TASK OBJECTIVE:
Every entry must be copied word for word.
--- START OF EXTRACTED DATA ---
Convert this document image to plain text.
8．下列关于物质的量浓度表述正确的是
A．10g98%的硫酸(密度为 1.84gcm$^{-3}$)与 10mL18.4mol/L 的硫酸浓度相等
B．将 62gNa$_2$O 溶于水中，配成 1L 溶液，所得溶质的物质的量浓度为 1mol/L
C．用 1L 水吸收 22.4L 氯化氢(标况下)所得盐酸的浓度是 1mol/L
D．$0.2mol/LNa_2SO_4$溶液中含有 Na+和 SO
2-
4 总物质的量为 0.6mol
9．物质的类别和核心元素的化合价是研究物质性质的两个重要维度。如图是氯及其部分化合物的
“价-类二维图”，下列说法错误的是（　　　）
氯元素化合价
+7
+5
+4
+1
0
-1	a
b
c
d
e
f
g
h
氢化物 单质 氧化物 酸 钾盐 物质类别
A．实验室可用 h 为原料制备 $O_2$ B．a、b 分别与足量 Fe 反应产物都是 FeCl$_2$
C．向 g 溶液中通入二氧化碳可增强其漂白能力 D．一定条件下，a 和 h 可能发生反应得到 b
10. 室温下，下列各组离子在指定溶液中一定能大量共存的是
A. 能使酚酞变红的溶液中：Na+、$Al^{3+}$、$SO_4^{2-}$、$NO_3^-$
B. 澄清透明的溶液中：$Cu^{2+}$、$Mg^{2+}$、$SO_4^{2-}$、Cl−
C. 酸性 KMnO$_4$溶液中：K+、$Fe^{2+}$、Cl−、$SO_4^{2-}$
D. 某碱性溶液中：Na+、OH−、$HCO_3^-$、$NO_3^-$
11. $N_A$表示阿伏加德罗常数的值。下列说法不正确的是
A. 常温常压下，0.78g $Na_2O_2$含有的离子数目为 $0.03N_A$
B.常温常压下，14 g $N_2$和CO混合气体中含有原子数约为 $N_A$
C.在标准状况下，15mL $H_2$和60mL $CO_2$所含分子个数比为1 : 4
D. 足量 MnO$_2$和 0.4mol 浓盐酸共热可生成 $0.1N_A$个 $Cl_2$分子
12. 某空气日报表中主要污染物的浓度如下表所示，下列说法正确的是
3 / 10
--- END OF EXTRACTED DATA ---
SOLUTION FOR THIS TASK:
Convert this document image to plain text.
8．下列关于物质的量浓度表述正确的是
A．10g98%的硫酸(密度为 1.84gcm$^{-3}$)与 10mL18.4mol/L 的硫酸浓度相等
B．将 62gNa$_2$O 溶于水中，配成 1L 溶液，所得溶质的物质的量浓度为 1mol/L
C．用 1L 水吸收 22.4L 氯化氢(标况下)所得盐酸的浓度是 1mol/L
D．$0.2mol/LNa_2SO_4$溶液中含有 Na+和 SO
2-
4 总物质的量为 0.6mol
9．物质的类别和核心元素的化合价是研究物质性质的两个重要维度。如图是氯及其部分化合物的
“价-类二维图”，下列说法错误的是（　　　）
氯元素化合价
+7
+5
+4
+1
0
-1	a
b
c
d
e
f
g
h
氢化物 单质 氧化物 酸 钾盐 物质类别
A．实验室可用 h 为原料制备 $O_2$ B．a、b 分别与足量 Fe 反应产物都是 FeCl$_2$
C．向 g 溶液中通入二氧化碳可增强其漂白能力 D．一定条件下，a 和 h 可能发生反应得到 b
10. 室温下，下列各组离子在指定溶液中一定能大量共存的是
A. 能使酚酞变红的溶液中：Na+、$Al^{3+}$、$SO_4^{2-}$、$NO_3^-$
B. 澄清透明的溶液中：$Cu^{2+}$、$Mg^{2+}$、$SO_4^{2-}$、Cl−
C. 酸性 KMnO$_4$溶液中：K+、$Fe^{2+}$、Cl−、$SO_4^{2-}$
D. 某碱性溶液中：Na+、OH−、$HCO_3^-$、$NO_3^-$
11. $N_A$表示阿伏加德罗常数的值。下列说法不正确的是
A. 常温常压下，0.78g $Na_2O_2$含有的离子数目为 $0.03N_A$
B.常温常压下，14 g $N_2$和CO混合气体中含有原子数约为 $N_A$
C.在标准状况下，15mL $H_2$和60mL $CO_2$所含分子个数比为1 : 4
D. 足量 MnO$_2$和 0.4mol 浓盐酸共热可生成 $0.1N_A$个 $Cl_2$分子
12. 某空气日报表中主要污染物的浓度如下表所示，下列说法正确的是
3 / 10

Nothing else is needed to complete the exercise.